* [Task requirements]:
Copy every line that holds "применяют".

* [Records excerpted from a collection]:
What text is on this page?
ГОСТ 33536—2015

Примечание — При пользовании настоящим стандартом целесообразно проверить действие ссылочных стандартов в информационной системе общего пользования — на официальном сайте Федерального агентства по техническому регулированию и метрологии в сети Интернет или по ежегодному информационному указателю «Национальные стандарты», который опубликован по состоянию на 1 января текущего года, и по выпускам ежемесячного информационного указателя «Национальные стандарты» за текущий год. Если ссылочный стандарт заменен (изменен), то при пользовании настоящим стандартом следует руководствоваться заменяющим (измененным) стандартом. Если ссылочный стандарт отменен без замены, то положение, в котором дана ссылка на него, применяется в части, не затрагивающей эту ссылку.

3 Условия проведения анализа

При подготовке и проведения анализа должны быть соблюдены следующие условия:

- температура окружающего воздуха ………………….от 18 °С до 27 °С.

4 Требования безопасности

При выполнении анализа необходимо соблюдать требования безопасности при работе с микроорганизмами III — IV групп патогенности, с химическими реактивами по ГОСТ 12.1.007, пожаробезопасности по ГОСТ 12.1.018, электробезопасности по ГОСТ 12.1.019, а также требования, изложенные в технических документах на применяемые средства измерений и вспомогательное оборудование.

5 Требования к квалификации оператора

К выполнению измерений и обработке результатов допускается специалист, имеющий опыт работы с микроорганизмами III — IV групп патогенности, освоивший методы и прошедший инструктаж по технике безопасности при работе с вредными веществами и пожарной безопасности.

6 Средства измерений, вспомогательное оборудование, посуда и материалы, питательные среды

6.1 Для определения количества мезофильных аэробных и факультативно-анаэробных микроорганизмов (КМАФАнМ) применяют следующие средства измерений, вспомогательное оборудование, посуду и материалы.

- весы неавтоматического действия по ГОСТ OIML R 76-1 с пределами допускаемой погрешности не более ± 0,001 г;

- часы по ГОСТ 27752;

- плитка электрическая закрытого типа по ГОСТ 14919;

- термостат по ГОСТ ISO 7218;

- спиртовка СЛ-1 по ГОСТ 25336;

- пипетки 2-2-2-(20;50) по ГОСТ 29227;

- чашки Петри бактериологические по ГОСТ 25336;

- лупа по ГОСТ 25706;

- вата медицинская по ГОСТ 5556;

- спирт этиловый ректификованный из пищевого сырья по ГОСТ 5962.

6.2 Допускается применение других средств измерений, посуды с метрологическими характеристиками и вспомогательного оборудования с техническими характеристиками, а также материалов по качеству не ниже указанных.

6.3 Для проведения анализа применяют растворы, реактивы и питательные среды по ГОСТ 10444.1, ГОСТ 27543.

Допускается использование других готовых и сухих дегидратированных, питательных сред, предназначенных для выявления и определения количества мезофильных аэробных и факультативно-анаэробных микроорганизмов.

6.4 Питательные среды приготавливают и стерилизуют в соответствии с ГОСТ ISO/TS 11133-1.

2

--

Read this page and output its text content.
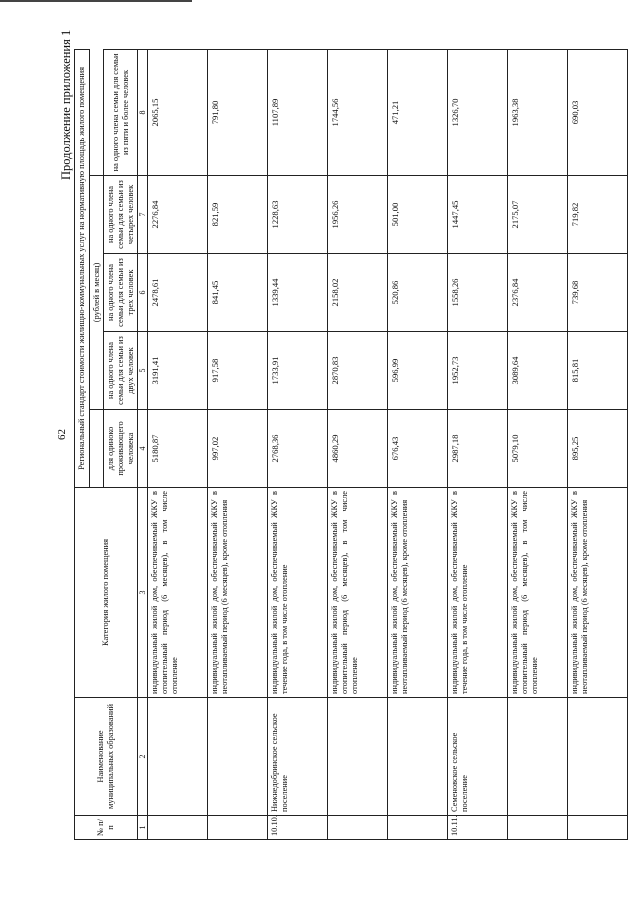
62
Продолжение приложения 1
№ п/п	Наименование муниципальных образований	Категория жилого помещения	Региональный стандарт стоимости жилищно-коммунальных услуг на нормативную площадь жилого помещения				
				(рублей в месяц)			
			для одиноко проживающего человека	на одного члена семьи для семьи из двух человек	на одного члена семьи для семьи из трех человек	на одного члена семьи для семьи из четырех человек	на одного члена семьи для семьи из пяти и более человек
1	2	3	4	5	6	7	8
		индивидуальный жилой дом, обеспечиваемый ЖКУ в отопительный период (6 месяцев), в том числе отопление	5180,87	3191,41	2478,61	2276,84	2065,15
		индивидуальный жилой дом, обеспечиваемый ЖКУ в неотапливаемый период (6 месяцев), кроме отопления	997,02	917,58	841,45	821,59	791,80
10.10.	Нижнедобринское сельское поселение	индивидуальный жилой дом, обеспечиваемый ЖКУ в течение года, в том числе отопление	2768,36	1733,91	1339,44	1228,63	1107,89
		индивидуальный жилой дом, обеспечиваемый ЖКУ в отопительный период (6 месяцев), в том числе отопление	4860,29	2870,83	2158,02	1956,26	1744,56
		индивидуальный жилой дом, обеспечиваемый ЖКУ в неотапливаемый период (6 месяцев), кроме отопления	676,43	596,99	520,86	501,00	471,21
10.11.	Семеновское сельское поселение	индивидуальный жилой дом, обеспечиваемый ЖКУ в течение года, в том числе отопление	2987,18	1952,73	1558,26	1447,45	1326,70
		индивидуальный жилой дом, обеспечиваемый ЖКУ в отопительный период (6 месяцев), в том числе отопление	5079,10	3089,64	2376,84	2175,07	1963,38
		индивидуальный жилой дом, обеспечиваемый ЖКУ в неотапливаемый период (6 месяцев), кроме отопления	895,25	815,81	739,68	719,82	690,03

==

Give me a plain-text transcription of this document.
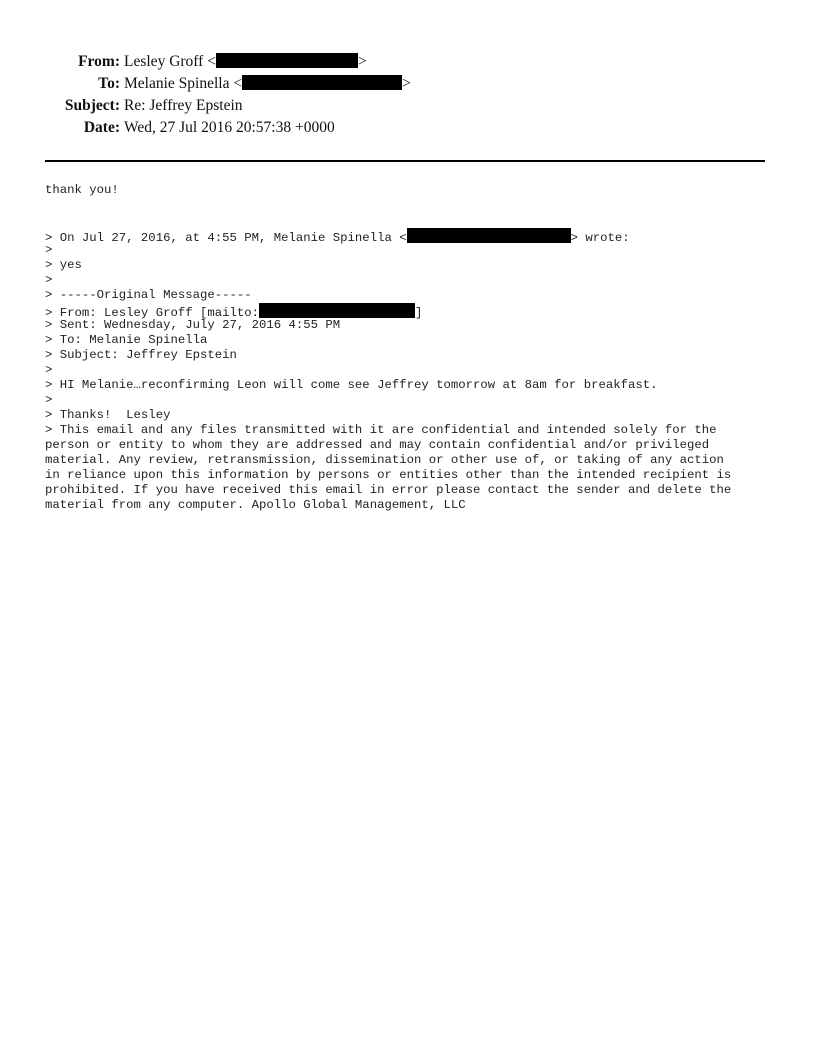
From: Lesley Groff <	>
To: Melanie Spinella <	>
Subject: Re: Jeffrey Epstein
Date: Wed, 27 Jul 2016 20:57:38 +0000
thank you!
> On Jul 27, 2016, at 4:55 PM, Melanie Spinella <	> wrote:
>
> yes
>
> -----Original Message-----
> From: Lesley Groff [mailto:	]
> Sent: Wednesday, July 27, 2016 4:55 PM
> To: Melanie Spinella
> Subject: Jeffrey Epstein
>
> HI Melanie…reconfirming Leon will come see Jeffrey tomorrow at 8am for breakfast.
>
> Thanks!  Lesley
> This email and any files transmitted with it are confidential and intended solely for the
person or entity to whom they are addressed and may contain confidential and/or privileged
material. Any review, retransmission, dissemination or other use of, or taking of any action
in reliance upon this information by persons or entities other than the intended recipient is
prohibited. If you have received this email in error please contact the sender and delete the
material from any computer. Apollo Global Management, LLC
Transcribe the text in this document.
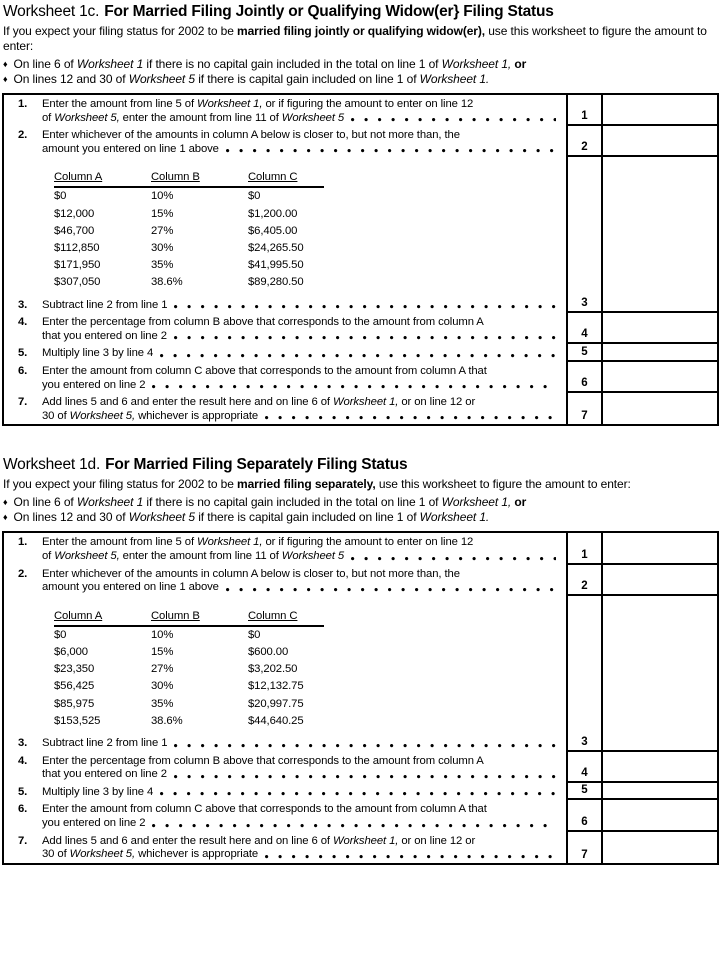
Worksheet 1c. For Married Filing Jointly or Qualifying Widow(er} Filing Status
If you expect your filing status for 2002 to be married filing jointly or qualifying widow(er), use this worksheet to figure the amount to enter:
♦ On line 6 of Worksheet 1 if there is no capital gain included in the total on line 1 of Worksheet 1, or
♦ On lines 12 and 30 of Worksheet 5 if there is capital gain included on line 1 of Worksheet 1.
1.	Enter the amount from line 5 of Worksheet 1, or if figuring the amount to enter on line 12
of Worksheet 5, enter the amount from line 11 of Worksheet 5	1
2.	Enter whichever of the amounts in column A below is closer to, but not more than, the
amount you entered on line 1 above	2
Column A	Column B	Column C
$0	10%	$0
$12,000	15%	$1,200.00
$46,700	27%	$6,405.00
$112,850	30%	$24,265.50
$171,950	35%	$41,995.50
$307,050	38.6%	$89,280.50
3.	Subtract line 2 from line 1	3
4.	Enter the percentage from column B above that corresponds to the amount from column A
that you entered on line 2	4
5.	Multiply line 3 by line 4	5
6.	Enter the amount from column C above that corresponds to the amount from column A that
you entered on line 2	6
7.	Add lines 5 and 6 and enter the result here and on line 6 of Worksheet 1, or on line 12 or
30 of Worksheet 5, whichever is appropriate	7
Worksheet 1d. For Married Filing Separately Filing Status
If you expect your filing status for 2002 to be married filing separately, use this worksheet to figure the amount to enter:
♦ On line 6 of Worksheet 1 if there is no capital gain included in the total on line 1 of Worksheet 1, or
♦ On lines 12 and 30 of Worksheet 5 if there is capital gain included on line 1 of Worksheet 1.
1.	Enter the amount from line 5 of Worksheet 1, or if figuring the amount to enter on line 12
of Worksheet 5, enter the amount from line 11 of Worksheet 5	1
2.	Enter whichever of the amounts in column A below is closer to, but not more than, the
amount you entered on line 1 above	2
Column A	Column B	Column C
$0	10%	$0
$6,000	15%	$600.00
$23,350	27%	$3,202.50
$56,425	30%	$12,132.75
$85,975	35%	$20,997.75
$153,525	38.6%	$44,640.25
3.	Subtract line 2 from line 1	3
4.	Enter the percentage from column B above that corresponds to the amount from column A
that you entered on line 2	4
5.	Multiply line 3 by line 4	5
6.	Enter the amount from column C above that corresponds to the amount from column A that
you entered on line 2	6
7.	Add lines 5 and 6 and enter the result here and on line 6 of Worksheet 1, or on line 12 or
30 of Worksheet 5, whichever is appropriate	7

* [Worked answer]:
6.1 Для определения количества мезофильных аэробных и факультативно-анаэробных микроорганизмов (КМАФАнМ) применяют следующие средства измерений, вспомогательное оборудование, посуду и материалы.
6.3 Для проведения анализа применяют растворы, реактивы и питательные среды по ГОСТ 10444.1, ГОСТ 27543.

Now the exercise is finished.